(To do)
Say how many lines in the data below contain the word "государственной", and give no other text.

Data entries:
● ● ● ●
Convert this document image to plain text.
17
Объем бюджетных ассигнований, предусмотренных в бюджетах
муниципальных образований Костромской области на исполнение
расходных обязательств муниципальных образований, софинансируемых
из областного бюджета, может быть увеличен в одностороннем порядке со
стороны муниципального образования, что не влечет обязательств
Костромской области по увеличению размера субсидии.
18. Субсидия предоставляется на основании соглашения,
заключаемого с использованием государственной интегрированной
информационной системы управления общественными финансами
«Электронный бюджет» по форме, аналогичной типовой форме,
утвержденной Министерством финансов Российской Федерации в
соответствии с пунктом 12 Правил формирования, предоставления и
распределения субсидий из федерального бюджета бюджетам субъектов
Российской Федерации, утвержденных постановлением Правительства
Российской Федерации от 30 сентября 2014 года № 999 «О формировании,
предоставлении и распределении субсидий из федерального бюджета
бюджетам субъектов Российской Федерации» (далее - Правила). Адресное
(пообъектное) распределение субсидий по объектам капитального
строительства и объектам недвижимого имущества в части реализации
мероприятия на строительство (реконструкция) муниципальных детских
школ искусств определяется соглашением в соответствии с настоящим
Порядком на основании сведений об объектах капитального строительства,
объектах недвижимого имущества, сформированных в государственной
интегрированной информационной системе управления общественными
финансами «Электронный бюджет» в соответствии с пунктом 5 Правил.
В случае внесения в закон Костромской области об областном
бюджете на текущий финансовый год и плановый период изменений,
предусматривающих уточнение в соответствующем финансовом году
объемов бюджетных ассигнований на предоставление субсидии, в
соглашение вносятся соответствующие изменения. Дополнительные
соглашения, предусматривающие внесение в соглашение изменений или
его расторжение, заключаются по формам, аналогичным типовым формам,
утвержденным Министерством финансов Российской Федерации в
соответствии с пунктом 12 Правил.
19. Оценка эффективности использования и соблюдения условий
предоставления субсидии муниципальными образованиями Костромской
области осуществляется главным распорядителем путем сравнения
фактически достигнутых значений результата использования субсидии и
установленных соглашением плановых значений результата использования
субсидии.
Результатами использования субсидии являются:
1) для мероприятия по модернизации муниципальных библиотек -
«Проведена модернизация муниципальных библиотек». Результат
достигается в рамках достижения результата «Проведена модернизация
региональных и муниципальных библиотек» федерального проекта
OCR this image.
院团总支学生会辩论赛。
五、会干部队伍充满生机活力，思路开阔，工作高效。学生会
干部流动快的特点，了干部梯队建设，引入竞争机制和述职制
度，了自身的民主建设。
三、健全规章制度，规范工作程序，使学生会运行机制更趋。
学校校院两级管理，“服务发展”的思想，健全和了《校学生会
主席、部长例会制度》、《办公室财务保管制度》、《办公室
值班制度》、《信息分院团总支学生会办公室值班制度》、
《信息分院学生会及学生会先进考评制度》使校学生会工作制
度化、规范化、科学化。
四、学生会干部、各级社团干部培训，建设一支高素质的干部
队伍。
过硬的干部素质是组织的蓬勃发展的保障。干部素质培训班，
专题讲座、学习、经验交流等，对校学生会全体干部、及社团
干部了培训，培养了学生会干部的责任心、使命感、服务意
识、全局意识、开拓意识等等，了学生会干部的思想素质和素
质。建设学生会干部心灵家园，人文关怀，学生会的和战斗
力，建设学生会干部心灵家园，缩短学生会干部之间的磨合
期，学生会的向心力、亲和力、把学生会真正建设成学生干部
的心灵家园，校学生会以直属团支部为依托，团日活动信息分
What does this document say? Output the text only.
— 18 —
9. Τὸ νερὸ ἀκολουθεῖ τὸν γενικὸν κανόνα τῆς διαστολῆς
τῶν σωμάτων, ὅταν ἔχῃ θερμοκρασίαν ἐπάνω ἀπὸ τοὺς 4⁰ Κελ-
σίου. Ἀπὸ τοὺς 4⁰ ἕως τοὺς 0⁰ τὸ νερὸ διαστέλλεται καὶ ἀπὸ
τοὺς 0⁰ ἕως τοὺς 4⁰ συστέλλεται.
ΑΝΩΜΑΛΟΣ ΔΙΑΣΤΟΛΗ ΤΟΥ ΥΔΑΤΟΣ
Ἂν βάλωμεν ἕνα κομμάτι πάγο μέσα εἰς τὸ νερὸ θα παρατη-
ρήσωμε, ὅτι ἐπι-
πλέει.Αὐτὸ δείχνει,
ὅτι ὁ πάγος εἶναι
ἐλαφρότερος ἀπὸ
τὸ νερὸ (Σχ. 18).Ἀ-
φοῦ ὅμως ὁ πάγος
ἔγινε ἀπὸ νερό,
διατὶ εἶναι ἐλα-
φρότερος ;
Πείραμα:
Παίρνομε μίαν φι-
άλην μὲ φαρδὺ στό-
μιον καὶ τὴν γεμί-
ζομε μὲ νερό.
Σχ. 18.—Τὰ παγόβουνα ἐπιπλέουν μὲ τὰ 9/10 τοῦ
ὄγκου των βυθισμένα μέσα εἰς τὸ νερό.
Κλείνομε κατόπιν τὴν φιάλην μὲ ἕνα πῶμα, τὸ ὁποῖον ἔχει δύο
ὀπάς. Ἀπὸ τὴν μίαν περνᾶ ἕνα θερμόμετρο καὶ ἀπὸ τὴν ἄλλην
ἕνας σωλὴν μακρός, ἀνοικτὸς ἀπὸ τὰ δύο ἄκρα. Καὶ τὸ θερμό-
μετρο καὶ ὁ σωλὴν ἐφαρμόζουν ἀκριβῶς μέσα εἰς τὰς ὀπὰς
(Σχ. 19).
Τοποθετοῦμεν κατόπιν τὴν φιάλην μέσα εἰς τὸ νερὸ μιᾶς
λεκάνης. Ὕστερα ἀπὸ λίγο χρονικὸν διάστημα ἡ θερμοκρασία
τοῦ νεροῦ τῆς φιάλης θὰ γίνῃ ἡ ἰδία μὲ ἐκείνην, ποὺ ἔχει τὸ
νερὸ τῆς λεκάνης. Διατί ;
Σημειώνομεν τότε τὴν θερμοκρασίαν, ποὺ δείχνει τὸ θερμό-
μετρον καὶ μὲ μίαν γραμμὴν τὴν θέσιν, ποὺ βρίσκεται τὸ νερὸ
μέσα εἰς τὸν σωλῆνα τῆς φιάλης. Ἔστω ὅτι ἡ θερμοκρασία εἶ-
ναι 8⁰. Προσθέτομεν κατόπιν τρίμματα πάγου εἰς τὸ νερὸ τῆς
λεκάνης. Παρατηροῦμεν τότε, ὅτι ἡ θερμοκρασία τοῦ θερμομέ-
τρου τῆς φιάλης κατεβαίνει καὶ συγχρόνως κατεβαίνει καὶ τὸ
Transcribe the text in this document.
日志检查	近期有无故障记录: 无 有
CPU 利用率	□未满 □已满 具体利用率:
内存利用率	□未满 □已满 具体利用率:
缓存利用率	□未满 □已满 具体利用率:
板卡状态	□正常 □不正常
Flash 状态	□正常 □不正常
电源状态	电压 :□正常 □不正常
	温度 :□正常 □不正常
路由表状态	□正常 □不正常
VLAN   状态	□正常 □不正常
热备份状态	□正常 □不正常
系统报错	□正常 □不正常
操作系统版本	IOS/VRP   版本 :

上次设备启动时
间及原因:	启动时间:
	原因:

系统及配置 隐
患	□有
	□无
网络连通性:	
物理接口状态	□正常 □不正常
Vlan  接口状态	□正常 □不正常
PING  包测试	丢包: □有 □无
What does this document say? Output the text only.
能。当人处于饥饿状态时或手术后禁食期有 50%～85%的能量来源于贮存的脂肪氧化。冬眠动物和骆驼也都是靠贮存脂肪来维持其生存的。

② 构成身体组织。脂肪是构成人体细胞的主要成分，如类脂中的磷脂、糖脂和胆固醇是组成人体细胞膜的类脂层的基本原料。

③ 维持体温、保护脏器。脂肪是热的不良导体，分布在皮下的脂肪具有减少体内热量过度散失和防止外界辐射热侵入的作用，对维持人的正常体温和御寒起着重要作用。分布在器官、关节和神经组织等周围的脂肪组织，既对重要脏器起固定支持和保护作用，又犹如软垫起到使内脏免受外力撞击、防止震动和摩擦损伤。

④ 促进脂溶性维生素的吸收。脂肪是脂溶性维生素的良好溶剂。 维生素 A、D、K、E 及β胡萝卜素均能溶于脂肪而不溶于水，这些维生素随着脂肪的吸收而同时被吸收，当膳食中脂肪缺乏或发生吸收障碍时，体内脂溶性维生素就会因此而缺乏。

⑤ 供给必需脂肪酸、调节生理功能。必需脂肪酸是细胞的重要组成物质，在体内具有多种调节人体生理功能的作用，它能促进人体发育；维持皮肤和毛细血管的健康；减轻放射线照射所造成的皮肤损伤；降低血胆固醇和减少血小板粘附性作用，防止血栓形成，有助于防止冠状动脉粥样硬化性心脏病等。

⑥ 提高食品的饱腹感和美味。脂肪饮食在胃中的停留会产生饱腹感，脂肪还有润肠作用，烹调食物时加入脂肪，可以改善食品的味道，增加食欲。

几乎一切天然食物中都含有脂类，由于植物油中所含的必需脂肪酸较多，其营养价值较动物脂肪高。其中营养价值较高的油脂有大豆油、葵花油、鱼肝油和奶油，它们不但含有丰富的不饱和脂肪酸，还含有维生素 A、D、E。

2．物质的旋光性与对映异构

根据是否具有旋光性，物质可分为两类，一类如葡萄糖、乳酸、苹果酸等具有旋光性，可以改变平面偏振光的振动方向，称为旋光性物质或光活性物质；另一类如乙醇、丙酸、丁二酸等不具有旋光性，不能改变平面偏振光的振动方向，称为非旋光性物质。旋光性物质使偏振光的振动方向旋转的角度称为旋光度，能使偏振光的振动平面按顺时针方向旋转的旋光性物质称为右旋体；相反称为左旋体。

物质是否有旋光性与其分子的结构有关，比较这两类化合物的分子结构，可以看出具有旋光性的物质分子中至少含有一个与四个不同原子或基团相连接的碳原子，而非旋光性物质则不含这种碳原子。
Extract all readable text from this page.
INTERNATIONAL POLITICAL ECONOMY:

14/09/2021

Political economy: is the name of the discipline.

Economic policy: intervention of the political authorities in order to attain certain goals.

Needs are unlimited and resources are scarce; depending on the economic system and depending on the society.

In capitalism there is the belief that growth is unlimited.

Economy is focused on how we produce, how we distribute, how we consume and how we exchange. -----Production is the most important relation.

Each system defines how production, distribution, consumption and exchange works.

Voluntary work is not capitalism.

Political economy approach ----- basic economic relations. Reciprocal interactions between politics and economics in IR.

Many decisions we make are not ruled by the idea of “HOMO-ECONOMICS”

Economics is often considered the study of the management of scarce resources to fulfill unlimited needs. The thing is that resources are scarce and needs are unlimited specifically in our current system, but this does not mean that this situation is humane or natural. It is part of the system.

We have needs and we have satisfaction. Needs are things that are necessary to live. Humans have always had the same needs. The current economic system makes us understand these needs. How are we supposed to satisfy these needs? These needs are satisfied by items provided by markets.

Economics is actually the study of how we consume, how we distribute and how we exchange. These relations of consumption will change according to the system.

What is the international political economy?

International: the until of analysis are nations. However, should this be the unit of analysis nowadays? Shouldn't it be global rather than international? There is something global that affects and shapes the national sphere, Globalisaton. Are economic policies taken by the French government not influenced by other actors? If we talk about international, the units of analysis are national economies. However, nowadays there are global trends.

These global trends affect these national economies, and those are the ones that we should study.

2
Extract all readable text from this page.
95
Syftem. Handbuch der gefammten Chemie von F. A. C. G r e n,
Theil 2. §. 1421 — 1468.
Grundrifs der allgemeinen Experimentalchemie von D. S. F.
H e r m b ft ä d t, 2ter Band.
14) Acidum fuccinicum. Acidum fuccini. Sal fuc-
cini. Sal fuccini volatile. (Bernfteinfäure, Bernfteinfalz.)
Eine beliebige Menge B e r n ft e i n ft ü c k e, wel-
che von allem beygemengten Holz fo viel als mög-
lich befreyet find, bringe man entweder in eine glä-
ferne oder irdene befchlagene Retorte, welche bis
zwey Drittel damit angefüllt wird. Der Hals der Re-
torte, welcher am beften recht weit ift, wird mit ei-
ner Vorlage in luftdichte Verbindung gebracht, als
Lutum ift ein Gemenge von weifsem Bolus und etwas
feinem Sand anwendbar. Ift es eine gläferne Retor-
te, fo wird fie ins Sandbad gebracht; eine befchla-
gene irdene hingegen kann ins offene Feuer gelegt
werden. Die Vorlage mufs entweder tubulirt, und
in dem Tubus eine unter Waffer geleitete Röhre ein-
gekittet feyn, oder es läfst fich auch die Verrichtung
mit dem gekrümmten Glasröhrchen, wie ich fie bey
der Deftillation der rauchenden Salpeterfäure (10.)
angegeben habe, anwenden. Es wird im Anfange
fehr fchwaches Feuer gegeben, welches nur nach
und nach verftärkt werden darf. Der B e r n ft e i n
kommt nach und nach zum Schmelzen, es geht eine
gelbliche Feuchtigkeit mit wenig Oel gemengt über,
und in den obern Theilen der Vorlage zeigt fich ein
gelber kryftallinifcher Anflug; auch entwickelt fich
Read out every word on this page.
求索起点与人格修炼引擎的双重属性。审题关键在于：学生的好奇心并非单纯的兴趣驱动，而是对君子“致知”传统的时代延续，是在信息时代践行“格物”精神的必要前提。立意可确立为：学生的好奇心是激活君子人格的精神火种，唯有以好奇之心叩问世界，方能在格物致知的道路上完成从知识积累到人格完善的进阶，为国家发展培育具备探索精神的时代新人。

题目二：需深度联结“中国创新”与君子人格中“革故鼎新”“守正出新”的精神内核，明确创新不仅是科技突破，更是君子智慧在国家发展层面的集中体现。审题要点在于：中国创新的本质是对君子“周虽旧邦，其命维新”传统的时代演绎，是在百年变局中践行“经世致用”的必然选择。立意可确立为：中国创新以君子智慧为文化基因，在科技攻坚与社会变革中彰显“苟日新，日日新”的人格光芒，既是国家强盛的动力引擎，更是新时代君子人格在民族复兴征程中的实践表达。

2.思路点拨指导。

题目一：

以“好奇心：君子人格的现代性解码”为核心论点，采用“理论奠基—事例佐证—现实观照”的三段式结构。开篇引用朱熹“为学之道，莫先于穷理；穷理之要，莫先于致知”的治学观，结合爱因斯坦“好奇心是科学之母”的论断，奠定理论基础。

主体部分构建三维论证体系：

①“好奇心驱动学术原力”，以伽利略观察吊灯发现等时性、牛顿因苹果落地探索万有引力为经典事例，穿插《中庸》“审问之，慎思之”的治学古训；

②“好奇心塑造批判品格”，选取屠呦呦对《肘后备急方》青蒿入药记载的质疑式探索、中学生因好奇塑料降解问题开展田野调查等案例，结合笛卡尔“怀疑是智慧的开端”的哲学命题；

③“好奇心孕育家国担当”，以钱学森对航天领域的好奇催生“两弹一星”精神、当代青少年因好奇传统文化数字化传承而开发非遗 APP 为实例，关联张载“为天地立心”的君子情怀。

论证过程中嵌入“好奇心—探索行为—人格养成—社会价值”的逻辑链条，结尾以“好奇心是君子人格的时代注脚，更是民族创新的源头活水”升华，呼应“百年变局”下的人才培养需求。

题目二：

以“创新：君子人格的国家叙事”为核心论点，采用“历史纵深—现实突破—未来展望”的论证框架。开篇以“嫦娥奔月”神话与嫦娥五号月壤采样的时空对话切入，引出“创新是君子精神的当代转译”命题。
● ● ● ●
(Result)
2